** start of INPUT RECORDS **

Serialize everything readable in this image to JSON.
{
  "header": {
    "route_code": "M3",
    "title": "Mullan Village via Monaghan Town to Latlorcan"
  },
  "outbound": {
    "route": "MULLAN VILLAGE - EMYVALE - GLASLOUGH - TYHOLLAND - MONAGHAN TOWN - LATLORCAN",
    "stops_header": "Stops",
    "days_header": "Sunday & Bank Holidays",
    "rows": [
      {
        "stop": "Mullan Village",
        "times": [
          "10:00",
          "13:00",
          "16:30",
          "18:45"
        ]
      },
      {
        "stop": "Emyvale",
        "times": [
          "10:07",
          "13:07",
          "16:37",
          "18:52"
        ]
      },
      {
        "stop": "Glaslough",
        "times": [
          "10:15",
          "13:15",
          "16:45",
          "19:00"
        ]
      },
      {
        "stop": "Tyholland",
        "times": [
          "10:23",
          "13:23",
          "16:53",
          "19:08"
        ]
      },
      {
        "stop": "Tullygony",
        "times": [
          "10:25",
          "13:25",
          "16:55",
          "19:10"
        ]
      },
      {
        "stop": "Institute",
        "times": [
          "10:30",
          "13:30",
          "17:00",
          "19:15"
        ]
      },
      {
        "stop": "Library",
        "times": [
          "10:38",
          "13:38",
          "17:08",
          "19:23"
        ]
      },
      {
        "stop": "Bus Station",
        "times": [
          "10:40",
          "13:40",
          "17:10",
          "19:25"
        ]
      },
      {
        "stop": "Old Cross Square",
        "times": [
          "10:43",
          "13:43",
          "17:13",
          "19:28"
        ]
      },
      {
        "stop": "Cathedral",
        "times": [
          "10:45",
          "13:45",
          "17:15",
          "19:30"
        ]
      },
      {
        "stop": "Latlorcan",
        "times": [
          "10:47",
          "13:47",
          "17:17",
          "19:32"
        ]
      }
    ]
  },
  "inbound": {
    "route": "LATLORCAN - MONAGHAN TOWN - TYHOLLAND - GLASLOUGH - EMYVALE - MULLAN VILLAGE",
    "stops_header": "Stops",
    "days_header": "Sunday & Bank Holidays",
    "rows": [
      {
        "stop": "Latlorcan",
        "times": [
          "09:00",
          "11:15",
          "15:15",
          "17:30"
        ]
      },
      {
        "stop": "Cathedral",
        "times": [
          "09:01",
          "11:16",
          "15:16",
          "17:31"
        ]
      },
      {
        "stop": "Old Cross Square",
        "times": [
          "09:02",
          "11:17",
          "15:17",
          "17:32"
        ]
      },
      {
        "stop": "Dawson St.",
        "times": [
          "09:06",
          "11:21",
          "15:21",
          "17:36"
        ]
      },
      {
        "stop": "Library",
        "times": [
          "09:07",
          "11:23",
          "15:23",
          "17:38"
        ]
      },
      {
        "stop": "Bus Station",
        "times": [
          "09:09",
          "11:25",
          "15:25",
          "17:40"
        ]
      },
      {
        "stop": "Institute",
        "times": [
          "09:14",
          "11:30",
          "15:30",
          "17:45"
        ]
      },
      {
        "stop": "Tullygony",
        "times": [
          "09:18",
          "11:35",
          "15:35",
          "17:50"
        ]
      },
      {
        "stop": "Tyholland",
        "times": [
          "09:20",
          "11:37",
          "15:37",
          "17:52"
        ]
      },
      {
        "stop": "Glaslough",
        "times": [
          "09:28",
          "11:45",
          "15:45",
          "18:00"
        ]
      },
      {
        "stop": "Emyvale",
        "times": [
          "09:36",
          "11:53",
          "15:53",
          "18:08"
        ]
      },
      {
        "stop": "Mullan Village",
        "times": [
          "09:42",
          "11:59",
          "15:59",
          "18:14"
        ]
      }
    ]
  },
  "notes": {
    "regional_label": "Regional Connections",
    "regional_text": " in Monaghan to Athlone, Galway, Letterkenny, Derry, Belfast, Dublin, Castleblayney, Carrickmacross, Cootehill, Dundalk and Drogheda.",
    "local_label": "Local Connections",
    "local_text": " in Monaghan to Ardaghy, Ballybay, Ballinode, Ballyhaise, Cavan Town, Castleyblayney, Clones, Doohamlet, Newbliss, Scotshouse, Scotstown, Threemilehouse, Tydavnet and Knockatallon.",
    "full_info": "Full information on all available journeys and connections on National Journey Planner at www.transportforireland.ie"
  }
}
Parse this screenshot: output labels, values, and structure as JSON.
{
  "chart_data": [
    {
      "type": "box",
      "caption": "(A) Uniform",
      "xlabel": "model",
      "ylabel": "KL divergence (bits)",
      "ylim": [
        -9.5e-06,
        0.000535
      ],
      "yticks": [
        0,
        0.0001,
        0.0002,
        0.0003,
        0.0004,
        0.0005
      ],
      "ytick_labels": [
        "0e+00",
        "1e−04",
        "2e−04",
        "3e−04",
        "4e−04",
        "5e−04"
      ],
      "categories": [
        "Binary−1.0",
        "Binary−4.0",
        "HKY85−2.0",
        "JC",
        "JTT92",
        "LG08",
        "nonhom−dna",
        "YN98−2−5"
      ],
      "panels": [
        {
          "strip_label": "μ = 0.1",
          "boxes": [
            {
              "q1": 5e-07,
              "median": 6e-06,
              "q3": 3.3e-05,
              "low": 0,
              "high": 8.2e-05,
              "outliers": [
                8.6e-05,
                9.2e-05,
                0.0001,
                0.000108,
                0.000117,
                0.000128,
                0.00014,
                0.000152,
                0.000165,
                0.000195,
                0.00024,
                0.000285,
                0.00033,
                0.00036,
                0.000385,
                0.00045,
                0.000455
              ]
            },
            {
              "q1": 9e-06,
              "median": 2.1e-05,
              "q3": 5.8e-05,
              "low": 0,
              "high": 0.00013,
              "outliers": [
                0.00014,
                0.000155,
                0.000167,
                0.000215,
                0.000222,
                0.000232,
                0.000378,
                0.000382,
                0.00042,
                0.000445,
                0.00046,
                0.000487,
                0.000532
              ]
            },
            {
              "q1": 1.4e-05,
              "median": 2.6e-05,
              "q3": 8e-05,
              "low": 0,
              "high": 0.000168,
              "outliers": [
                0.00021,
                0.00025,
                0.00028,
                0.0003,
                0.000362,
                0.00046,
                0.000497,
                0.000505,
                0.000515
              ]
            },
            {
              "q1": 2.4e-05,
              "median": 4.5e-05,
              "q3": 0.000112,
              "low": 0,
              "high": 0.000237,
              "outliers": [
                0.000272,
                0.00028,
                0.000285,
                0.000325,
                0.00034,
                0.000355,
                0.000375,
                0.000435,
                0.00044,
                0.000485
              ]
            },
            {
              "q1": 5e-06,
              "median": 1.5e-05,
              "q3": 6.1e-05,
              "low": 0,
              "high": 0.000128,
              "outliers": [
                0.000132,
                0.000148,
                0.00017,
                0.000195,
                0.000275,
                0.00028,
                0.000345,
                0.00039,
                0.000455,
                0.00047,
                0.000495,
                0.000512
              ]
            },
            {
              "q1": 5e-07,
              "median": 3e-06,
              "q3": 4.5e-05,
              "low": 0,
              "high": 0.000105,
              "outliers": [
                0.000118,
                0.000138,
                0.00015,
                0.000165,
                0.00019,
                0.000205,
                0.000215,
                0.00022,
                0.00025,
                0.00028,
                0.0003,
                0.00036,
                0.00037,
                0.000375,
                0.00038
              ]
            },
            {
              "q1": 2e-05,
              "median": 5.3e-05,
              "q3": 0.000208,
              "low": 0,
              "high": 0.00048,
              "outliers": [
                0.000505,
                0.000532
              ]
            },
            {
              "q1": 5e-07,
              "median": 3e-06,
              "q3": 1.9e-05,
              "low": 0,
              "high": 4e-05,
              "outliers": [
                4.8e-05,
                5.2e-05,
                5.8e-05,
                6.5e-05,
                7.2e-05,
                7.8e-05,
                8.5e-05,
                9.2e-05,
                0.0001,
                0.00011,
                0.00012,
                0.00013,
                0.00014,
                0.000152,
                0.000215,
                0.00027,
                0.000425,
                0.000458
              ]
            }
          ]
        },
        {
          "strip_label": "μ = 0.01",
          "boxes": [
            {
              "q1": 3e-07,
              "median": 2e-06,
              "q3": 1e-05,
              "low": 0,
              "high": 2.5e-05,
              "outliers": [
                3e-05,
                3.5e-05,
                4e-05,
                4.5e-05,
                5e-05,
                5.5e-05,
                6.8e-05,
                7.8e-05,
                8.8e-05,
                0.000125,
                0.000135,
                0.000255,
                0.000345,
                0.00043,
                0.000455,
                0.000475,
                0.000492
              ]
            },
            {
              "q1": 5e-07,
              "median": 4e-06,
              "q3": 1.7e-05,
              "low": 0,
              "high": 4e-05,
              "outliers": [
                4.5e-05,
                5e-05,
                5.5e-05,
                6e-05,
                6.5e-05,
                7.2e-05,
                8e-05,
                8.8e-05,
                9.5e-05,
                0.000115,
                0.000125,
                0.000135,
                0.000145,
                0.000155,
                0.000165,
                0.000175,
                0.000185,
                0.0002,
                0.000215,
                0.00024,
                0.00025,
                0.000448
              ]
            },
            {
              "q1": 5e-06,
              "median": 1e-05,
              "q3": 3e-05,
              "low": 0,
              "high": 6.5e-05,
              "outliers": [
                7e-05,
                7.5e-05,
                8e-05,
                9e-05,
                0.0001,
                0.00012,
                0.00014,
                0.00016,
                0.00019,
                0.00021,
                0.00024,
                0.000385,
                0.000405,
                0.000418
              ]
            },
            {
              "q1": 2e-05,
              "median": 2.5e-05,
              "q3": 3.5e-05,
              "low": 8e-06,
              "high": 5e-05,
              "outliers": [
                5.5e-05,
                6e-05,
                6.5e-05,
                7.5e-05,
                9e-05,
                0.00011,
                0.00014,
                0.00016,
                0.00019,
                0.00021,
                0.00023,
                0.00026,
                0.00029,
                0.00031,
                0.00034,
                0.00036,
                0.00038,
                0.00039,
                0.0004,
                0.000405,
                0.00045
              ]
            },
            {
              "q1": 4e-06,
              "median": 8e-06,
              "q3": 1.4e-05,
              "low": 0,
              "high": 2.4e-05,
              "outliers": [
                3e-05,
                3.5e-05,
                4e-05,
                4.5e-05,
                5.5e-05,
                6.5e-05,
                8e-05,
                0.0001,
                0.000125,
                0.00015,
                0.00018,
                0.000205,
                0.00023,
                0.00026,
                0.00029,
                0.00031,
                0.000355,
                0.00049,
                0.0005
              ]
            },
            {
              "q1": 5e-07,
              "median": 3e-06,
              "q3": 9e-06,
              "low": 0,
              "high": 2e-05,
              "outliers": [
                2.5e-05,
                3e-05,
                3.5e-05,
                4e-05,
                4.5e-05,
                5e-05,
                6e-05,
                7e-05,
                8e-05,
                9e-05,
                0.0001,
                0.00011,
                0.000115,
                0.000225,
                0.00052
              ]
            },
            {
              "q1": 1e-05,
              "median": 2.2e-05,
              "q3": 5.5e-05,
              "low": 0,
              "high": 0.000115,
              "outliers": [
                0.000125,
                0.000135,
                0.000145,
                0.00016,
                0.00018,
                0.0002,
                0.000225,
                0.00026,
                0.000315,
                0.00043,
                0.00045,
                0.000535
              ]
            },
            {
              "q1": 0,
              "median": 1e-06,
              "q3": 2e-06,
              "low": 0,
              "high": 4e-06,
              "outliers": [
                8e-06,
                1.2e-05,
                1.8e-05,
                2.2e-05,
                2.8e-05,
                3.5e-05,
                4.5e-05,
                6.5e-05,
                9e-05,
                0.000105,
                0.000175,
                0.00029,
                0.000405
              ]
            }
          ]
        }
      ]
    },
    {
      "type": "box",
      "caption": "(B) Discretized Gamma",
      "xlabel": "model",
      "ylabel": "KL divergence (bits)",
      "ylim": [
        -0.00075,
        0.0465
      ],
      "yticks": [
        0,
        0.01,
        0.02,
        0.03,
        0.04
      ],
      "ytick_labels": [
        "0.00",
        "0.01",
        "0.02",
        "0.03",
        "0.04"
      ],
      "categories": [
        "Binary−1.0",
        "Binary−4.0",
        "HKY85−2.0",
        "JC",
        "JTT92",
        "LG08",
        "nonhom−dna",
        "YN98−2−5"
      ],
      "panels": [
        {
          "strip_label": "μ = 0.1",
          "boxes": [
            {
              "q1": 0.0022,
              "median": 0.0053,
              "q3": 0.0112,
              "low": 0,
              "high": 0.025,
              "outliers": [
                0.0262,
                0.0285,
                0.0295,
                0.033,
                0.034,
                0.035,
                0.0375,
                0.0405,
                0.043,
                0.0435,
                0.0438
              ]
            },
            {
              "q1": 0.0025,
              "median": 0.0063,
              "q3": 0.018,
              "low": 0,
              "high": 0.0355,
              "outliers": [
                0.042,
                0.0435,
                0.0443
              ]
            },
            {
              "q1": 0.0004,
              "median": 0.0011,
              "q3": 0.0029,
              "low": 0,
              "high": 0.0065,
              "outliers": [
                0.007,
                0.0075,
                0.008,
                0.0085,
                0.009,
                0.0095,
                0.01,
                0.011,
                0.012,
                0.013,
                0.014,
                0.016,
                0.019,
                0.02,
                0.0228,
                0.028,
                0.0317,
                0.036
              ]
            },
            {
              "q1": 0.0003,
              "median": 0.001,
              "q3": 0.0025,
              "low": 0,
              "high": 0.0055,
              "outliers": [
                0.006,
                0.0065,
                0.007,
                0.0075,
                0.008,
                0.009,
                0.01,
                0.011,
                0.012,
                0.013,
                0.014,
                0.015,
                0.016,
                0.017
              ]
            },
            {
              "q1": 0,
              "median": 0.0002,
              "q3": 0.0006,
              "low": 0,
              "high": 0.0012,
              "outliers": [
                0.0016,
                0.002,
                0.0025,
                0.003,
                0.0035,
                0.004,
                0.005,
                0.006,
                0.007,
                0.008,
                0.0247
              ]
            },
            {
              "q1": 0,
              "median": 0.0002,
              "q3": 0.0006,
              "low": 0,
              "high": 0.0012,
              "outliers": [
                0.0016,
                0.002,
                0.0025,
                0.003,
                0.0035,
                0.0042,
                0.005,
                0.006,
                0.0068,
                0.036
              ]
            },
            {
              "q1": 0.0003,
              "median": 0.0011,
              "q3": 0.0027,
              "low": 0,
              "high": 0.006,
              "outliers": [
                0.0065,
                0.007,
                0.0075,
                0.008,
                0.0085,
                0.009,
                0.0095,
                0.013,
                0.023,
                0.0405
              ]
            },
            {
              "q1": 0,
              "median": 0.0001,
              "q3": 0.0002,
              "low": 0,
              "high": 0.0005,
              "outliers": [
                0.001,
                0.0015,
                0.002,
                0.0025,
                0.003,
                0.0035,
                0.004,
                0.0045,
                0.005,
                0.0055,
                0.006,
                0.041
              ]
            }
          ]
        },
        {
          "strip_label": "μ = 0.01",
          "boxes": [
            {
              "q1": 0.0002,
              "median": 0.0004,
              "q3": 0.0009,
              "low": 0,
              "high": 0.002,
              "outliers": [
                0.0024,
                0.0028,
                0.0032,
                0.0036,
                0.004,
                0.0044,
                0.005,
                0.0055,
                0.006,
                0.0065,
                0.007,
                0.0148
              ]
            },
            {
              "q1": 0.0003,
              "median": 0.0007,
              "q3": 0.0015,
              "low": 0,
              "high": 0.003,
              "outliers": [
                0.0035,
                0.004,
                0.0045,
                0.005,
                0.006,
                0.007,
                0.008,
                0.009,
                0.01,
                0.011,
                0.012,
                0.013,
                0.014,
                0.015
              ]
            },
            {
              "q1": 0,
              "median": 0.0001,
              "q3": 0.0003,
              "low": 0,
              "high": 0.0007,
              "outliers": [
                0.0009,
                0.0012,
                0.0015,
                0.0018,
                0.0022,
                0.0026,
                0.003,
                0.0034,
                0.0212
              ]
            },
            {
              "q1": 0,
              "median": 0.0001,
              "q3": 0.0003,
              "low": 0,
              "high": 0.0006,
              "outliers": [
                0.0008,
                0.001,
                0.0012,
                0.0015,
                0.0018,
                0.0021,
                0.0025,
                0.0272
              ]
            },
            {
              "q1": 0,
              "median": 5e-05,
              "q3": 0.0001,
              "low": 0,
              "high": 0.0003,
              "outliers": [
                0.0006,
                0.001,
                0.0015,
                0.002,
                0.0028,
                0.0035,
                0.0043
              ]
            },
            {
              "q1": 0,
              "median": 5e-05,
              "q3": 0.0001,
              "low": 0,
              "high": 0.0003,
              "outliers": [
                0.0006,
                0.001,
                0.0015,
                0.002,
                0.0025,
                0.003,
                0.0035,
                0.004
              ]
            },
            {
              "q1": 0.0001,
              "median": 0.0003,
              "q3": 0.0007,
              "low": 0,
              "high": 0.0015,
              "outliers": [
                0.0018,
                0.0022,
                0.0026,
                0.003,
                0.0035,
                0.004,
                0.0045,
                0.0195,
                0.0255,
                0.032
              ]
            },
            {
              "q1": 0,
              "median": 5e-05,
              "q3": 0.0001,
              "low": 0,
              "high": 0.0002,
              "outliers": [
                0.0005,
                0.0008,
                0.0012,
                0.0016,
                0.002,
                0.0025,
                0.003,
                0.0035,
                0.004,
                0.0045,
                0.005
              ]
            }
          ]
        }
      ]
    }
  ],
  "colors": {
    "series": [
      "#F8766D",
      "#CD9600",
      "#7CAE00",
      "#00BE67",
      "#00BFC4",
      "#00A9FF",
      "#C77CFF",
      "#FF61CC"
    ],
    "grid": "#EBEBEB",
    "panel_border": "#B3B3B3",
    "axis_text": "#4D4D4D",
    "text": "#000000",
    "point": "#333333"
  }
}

** end of INPUT RECORDS **

* [WHAT IS ASKED] Within the entries above, how many lines contain "caption"? Respond with the number only.

* [RESPONSE] 2